WRITTEN INSTRUCTION =
Locate all lines with the word "structured" and copy them out.

RECORDS =
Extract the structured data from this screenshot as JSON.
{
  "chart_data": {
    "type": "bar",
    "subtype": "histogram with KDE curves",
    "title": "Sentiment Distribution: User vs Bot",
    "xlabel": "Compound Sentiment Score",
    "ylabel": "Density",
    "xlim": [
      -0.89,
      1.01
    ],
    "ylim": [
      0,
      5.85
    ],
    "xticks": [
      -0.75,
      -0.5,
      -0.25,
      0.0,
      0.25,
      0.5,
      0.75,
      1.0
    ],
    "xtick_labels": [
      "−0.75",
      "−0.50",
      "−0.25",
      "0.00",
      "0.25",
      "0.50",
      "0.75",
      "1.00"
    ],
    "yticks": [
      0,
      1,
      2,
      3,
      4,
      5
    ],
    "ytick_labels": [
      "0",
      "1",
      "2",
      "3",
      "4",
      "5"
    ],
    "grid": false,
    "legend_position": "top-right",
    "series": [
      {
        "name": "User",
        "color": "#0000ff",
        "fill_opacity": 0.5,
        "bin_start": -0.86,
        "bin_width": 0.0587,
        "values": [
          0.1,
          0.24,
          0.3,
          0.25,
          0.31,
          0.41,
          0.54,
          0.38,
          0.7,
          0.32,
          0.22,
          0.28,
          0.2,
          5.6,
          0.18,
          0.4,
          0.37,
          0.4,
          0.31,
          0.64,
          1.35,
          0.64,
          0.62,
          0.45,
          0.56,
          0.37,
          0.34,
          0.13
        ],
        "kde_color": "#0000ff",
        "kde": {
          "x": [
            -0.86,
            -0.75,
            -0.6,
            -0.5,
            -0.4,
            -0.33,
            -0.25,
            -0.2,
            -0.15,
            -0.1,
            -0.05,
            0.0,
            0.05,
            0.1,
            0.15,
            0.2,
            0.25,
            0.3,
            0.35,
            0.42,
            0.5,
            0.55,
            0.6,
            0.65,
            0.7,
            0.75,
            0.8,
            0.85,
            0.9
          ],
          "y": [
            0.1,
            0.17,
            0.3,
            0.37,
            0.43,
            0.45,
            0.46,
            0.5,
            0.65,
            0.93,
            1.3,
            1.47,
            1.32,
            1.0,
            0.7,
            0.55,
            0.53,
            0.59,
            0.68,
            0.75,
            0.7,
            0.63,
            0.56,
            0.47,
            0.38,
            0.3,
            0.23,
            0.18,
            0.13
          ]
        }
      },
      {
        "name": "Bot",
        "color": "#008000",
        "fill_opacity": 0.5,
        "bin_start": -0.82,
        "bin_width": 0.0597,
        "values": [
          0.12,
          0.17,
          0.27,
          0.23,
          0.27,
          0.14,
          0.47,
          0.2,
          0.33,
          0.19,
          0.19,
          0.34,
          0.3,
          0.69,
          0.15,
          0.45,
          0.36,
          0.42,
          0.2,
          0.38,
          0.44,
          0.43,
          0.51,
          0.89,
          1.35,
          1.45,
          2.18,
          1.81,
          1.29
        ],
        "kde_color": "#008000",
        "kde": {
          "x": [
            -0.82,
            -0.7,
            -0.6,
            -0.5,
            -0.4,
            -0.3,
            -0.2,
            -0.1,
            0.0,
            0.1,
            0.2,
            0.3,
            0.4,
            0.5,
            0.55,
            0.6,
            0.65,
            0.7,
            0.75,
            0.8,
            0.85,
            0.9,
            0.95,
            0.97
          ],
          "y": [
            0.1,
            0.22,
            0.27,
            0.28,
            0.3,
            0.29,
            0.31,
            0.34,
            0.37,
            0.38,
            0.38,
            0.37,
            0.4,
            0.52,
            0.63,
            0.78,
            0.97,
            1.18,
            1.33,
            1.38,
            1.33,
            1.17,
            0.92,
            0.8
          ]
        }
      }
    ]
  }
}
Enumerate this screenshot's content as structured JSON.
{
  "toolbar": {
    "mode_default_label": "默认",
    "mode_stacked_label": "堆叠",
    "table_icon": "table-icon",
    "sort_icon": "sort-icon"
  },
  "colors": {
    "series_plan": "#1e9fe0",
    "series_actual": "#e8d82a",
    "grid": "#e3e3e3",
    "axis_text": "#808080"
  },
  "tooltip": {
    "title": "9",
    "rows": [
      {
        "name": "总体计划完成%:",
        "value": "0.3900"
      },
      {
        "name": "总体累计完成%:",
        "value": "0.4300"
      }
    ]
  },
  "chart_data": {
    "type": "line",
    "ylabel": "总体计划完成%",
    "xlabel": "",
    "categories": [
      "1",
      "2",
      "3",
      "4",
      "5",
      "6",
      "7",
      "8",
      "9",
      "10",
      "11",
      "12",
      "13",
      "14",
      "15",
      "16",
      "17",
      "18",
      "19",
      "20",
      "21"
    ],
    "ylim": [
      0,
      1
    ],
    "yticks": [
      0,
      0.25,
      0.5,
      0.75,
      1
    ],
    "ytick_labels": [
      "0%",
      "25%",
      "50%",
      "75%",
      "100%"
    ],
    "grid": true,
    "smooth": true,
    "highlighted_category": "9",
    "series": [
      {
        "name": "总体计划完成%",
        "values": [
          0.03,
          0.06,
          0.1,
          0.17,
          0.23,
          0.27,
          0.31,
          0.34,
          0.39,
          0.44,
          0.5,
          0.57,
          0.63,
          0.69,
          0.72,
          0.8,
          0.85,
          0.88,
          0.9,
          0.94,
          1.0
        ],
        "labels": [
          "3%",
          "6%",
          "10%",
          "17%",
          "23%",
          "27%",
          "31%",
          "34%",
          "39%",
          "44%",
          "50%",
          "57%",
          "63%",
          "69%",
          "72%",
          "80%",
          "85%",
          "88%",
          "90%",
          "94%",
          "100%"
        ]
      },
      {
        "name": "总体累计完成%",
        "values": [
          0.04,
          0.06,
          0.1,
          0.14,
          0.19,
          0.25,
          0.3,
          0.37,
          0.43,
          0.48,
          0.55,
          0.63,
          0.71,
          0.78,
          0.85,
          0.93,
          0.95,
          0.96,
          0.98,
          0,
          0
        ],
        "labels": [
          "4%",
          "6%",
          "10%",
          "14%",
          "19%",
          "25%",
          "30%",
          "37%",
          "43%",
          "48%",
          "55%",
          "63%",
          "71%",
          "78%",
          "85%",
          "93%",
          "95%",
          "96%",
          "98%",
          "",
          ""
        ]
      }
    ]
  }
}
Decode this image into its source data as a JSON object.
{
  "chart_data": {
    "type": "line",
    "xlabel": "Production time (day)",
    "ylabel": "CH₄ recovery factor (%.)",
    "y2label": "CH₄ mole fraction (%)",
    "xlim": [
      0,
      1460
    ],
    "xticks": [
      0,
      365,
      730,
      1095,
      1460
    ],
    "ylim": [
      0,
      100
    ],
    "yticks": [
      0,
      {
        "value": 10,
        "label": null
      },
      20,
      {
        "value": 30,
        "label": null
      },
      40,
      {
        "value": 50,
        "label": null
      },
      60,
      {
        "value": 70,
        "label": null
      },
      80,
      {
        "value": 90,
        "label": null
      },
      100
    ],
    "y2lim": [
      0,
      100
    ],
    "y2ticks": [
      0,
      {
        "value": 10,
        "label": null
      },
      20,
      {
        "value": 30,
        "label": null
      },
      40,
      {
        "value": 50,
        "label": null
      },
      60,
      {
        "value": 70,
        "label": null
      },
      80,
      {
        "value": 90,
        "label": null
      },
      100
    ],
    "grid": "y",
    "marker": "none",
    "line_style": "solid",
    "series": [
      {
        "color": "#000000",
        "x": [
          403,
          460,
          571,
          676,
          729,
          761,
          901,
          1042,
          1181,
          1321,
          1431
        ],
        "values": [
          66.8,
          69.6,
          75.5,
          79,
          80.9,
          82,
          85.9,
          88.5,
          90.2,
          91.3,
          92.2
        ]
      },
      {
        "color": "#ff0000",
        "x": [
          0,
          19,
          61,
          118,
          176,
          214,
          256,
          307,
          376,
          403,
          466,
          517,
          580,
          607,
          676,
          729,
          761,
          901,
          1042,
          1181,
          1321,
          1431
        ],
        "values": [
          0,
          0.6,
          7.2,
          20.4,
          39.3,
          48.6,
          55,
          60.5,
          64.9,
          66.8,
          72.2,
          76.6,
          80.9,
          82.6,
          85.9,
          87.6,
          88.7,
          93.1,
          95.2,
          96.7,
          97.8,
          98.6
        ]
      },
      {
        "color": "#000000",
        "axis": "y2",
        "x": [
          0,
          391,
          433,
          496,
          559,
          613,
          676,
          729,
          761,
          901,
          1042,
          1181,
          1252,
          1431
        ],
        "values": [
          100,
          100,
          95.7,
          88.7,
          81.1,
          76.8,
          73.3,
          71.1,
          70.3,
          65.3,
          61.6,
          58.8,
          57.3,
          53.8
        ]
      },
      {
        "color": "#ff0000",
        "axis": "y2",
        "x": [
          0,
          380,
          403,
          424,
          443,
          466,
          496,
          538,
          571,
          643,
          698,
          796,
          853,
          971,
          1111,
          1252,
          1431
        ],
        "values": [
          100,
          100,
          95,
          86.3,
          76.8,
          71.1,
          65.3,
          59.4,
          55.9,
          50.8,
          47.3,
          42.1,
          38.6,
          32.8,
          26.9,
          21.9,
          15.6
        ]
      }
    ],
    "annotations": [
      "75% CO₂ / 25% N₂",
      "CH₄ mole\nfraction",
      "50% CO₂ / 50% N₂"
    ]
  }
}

REPLY TO THE TASK =
Extract the structured data from this screenshot as JSON.
Enumerate this screenshot's content as structured JSON.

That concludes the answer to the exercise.